"""
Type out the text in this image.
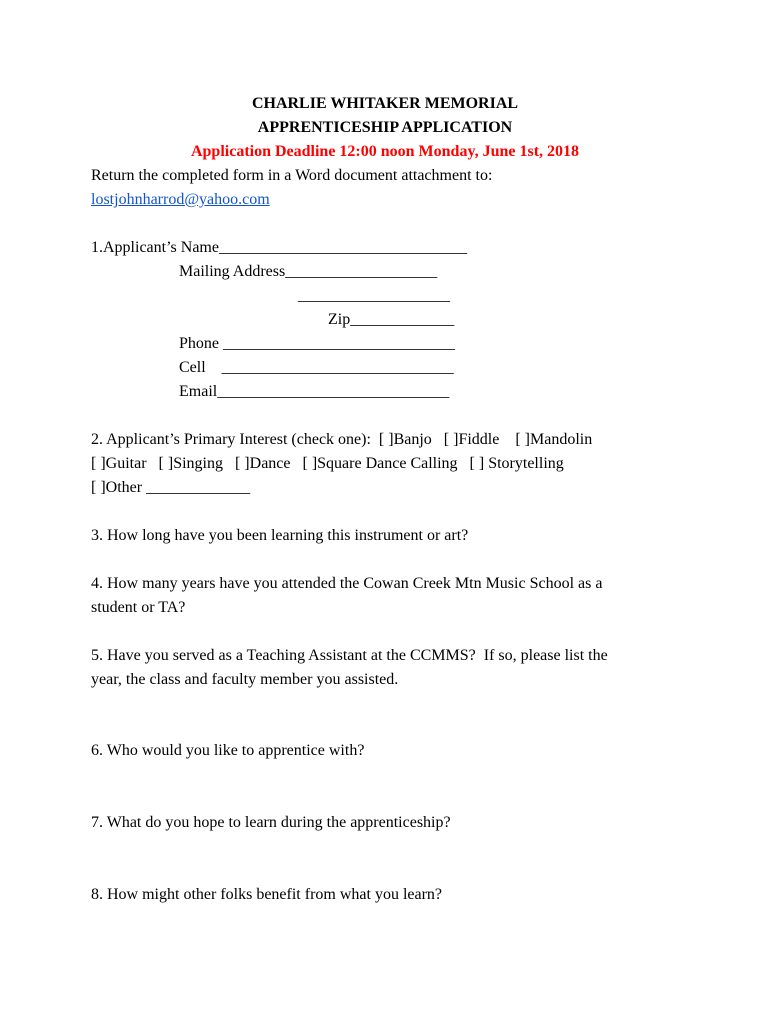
CHARLIE WHITAKER MEMORIAL
APPRENTICESHIP APPLICATION
Application Deadline 12:00 noon Monday, June 1st, 2018
Return the completed form in a Word document attachment to:
lostjohnharrod@yahoo.com
1.Applicant’s Name_______________________________
Mailing Address___________________
___________________
Zip_____________
Phone _____________________________
Cell    _____________________________
Email_____________________________
2. Applicant’s Primary Interest (check one):  [ ]Banjo   [ ]Fiddle    [ ]Mandolin
[ ]Guitar   [ ]Singing   [ ]Dance   [ ]Square Dance Calling   [ ] Storytelling
[ ]Other _____________
3. How long have you been learning this instrument or art?
4. How many years have you attended the Cowan Creek Mtn Music School as a
student or TA?
5. Have you served as a Teaching Assistant at the CCMMS?  If so, please list the
year, the class and faculty member you assisted.
6. Who would you like to apprentice with?
7. What do you hope to learn during the apprenticeship?
8. How might other folks benefit from what you learn?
"""
Aim:
Repeat the material above word for word and skip every image in it.

Solution to the exercise:
Type out the text in this image.
CHARLIE WHITAKER MEMORIAL
APPRENTICESHIP APPLICATION
Application Deadline 12:00 noon Monday, June 1st, 2018
Return the completed form in a Word document attachment to:
lostjohnharrod@yahoo.com
1.Applicant’s Name_______________________________
Mailing Address___________________
___________________
Zip_____________
Phone _____________________________
Cell    _____________________________
Email_____________________________
2. Applicant’s Primary Interest (check one):  [ ]Banjo   [ ]Fiddle    [ ]Mandolin
[ ]Guitar   [ ]Singing   [ ]Dance   [ ]Square Dance Calling   [ ] Storytelling
[ ]Other _____________
3. How long have you been learning this instrument or art?
4. How many years have you attended the Cowan Creek Mtn Music School as a
student or TA?
5. Have you served as a Teaching Assistant at the CCMMS?  If so, please list the
year, the class and faculty member you assisted.
6. Who would you like to apprentice with?
7. What do you hope to learn during the apprenticeship?
8. How might other folks benefit from what you learn?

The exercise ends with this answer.